Aim: Only the number is needed: how many lines of the records include "title"?

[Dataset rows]
● ● ●

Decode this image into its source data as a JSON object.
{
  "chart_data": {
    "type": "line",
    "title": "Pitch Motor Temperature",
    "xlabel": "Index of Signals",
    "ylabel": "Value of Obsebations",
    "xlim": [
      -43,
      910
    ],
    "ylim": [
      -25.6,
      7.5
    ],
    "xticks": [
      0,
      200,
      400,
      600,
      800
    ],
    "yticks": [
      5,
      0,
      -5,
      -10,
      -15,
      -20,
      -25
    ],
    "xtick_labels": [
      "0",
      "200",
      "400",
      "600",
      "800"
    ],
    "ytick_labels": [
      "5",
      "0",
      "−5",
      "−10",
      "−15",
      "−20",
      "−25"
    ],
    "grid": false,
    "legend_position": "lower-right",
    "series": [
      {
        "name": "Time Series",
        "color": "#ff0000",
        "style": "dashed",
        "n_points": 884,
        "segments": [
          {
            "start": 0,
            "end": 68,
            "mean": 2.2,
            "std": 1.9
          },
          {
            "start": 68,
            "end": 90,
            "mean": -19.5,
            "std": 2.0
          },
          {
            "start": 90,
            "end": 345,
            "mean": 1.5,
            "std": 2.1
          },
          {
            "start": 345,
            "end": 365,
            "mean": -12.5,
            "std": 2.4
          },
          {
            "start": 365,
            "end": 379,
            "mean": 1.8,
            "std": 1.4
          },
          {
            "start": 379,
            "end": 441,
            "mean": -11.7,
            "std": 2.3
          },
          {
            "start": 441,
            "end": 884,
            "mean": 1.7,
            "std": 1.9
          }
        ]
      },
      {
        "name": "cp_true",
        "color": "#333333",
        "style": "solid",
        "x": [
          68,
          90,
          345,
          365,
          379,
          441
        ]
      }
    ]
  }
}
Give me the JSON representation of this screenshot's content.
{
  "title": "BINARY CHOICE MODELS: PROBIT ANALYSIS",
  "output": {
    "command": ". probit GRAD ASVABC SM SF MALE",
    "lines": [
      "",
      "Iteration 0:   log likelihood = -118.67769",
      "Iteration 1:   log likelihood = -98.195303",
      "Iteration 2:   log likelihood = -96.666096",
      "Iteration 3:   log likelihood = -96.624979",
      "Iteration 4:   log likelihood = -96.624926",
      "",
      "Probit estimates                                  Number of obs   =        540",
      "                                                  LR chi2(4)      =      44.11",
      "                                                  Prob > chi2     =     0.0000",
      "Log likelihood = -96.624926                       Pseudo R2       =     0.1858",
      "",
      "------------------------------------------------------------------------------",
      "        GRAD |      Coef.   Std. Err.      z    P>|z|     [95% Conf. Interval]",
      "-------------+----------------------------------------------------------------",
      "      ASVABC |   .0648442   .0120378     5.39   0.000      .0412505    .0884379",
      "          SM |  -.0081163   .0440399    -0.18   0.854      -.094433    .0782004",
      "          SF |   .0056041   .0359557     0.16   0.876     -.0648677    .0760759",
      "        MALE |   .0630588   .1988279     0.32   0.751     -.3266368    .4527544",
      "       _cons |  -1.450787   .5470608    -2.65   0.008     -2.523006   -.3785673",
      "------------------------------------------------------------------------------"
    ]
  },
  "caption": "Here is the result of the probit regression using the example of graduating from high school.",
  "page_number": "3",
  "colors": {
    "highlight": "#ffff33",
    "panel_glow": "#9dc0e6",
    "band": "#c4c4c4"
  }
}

● ● ●

Problem solution: 2